'''

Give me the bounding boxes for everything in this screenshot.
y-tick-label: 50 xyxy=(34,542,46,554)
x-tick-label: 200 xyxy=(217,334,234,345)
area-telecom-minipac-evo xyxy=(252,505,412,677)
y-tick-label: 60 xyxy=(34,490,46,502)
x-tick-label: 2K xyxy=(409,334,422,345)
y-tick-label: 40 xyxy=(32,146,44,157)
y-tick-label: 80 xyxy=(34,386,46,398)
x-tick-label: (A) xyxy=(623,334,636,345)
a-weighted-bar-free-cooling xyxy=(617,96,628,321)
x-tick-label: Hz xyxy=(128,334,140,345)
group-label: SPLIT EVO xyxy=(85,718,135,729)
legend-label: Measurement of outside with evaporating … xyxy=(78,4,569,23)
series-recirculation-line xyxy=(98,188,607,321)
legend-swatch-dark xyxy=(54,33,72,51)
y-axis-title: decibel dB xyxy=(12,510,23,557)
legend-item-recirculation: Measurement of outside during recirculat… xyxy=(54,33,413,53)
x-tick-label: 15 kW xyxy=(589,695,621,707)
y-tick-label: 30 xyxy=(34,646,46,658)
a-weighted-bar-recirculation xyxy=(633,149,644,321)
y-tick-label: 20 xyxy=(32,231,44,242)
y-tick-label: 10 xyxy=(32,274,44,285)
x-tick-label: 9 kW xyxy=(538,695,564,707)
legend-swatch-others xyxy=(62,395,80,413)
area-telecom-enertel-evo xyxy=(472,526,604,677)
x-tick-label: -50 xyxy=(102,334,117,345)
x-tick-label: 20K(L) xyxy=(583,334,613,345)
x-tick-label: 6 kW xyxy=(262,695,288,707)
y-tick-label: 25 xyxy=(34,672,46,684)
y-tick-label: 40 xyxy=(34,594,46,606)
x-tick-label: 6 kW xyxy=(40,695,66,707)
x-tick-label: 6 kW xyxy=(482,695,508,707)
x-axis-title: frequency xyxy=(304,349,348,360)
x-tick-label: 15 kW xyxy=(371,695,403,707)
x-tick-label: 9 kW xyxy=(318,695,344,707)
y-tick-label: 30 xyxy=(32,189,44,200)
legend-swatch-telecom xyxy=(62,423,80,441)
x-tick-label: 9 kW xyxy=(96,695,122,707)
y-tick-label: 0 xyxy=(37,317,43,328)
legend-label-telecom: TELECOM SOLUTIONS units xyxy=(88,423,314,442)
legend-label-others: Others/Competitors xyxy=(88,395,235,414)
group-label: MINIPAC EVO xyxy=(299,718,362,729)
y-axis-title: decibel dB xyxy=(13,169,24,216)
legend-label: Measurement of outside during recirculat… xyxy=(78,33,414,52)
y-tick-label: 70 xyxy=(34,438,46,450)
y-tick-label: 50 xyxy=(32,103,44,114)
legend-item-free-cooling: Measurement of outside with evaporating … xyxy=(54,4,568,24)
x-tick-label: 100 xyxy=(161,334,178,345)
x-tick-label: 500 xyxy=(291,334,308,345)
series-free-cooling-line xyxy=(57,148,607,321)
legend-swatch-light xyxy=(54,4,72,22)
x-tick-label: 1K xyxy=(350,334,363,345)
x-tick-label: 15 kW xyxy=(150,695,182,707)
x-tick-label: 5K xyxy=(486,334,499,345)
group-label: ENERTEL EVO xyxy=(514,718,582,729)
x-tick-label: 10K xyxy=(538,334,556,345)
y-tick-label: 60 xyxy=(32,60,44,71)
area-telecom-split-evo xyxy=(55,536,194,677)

'''

--- OBJECTIVE ---
Copy the lines above without any changes.

--- COMPLETED TASK ---
Give me the bounding boxes for everything in this screenshot.
y-tick-label: 50 xyxy=(34,542,46,554)
x-tick-label: 200 xyxy=(217,334,234,345)
area-telecom-minipac-evo xyxy=(252,505,412,677)
y-tick-label: 60 xyxy=(34,490,46,502)
x-tick-label: 2K xyxy=(409,334,422,345)
y-tick-label: 40 xyxy=(32,146,44,157)
y-tick-label: 80 xyxy=(34,386,46,398)
x-tick-label: (A) xyxy=(623,334,636,345)
a-weighted-bar-free-cooling xyxy=(617,96,628,321)
x-tick-label: Hz xyxy=(128,334,140,345)
group-label: SPLIT EVO xyxy=(85,718,135,729)
legend-label: Measurement of outside with evaporating … xyxy=(78,4,569,23)
series-recirculation-line xyxy=(98,188,607,321)
legend-swatch-dark xyxy=(54,33,72,51)
y-axis-title: decibel dB xyxy=(12,510,23,557)
legend-item-recirculation: Measurement of outside during recirculat… xyxy=(54,33,413,53)
x-tick-label: 15 kW xyxy=(589,695,621,707)
y-tick-label: 30 xyxy=(34,646,46,658)
a-weighted-bar-recirculation xyxy=(633,149,644,321)
y-tick-label: 20 xyxy=(32,231,44,242)
y-tick-label: 10 xyxy=(32,274,44,285)
x-tick-label: 9 kW xyxy=(538,695,564,707)
legend-swatch-others xyxy=(62,395,80,413)
area-telecom-enertel-evo xyxy=(472,526,604,677)
x-tick-label: -50 xyxy=(102,334,117,345)
x-tick-label: 20K(L) xyxy=(583,334,613,345)
x-tick-label: 6 kW xyxy=(262,695,288,707)
y-tick-label: 25 xyxy=(34,672,46,684)
y-tick-label: 40 xyxy=(34,594,46,606)
x-tick-label: 6 kW xyxy=(40,695,66,707)
x-tick-label: 6 kW xyxy=(482,695,508,707)
x-axis-title: frequency xyxy=(304,349,348,360)
x-tick-label: 15 kW xyxy=(371,695,403,707)
x-tick-label: 9 kW xyxy=(318,695,344,707)
y-tick-label: 30 xyxy=(32,189,44,200)
legend-swatch-telecom xyxy=(62,423,80,441)
x-tick-label: 9 kW xyxy=(96,695,122,707)
y-tick-label: 0 xyxy=(37,317,43,328)
legend-label-telecom: TELECOM SOLUTIONS units xyxy=(88,423,314,442)
legend-label-others: Others/Competitors xyxy=(88,395,235,414)
group-label: MINIPAC EVO xyxy=(299,718,362,729)
y-axis-title: decibel dB xyxy=(13,169,24,216)
legend-label: Measurement of outside during recirculat… xyxy=(78,33,414,52)
y-tick-label: 70 xyxy=(34,438,46,450)
y-tick-label: 50 xyxy=(32,103,44,114)
legend-item-free-cooling: Measurement of outside with evaporating … xyxy=(54,4,568,24)
x-tick-label: 100 xyxy=(161,334,178,345)
x-tick-label: 500 xyxy=(291,334,308,345)
series-free-cooling-line xyxy=(57,148,607,321)
legend-swatch-light xyxy=(54,4,72,22)
x-tick-label: 1K xyxy=(350,334,363,345)
x-tick-label: 15 kW xyxy=(150,695,182,707)
x-tick-label: 5K xyxy=(486,334,499,345)
group-label: ENERTEL EVO xyxy=(514,718,582,729)
x-tick-label: 10K xyxy=(538,334,556,345)
y-tick-label: 60 xyxy=(32,60,44,71)
area-telecom-split-evo xyxy=(55,536,194,677)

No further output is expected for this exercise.